* WRITTEN REQUEST
Reproduce the listing verbatim.

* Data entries
----------------------------------------

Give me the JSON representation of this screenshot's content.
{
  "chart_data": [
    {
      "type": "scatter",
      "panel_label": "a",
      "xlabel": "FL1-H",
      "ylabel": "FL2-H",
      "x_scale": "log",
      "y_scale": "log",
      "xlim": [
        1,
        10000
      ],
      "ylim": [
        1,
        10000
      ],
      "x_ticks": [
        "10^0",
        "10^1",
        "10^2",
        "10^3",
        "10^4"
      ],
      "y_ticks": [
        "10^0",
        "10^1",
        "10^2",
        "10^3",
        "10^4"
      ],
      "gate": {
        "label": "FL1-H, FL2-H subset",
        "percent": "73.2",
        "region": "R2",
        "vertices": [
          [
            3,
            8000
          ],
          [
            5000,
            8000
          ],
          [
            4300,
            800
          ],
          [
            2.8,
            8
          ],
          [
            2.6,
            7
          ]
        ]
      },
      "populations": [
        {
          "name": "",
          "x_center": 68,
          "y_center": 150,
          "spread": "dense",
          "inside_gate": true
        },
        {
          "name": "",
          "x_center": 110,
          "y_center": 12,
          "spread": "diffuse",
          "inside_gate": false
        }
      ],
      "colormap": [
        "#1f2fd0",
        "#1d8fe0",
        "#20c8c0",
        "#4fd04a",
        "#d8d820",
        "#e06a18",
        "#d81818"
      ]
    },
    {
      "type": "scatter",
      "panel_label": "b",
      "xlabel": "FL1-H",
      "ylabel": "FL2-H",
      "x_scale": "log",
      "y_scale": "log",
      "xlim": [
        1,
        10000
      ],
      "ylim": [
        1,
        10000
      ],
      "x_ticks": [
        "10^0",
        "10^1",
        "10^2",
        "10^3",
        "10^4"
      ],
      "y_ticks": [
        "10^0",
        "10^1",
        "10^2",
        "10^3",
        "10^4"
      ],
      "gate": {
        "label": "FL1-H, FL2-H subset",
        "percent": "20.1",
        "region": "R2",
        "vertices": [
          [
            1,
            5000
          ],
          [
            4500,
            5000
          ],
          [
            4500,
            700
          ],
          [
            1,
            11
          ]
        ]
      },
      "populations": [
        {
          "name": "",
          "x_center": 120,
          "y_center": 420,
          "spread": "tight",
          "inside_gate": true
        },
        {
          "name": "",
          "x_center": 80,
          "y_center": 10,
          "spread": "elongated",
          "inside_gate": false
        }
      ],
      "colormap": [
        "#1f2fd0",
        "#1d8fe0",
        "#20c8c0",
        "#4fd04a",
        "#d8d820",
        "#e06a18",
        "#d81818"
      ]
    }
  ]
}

----------------------------------------

* THE OUTPUT
Give me the JSON representation of this screenshot's content.
{
  "chart_data": [
    {
      "type": "scatter",
      "panel_label": "a",
      "xlabel": "FL1-H",
      "ylabel": "FL2-H",
      "x_scale": "log",
      "y_scale": "log",
      "xlim": [
        1,
        10000
      ],
      "ylim": [
        1,
        10000
      ],
      "x_ticks": [
        "10^0",
        "10^1",
        "10^2",
        "10^3",
        "10^4"
      ],
      "y_ticks": [
        "10^0",
        "10^1",
        "10^2",
        "10^3",
        "10^4"
      ],
      "gate": {
        "label": "FL1-H, FL2-H subset",
        "percent": "73.2",
        "region": "R2",
        "vertices": [
          [
            3,
            8000
          ],
          [
            5000,
            8000
          ],
          [
            4300,
            800
          ],
          [
            2.8,
            8
          ],
          [
            2.6,
            7
          ]
        ]
      },
      "populations": [
        {
          "name": "",
          "x_center": 68,
          "y_center": 150,
          "spread": "dense",
          "inside_gate": true
        },
        {
          "name": "",
          "x_center": 110,
          "y_center": 12,
          "spread": "diffuse",
          "inside_gate": false
        }
      ],
      "colormap": [
        "#1f2fd0",
        "#1d8fe0",
        "#20c8c0",
        "#4fd04a",
        "#d8d820",
        "#e06a18",
        "#d81818"
      ]
    },
    {
      "type": "scatter",
      "panel_label": "b",
      "xlabel": "FL1-H",
      "ylabel": "FL2-H",
      "x_scale": "log",
      "y_scale": "log",
      "xlim": [
        1,
        10000
      ],
      "ylim": [
        1,
        10000
      ],
      "x_ticks": [
        "10^0",
        "10^1",
        "10^2",
        "10^3",
        "10^4"
      ],
      "y_ticks": [
        "10^0",
        "10^1",
        "10^2",
        "10^3",
        "10^4"
      ],
      "gate": {
        "label": "FL1-H, FL2-H subset",
        "percent": "20.1",
        "region": "R2",
        "vertices": [
          [
            1,
            5000
          ],
          [
            4500,
            5000
          ],
          [
            4500,
            700
          ],
          [
            1,
            11
          ]
        ]
      },
      "populations": [
        {
          "name": "",
          "x_center": 120,
          "y_center": 420,
          "spread": "tight",
          "inside_gate": true
        },
        {
          "name": "",
          "x_center": 80,
          "y_center": 10,
          "spread": "elongated",
          "inside_gate": false
        }
      ],
      "colormap": [
        "#1f2fd0",
        "#1d8fe0",
        "#20c8c0",
        "#4fd04a",
        "#d8d820",
        "#e06a18",
        "#d81818"
      ]
    }
  ]
}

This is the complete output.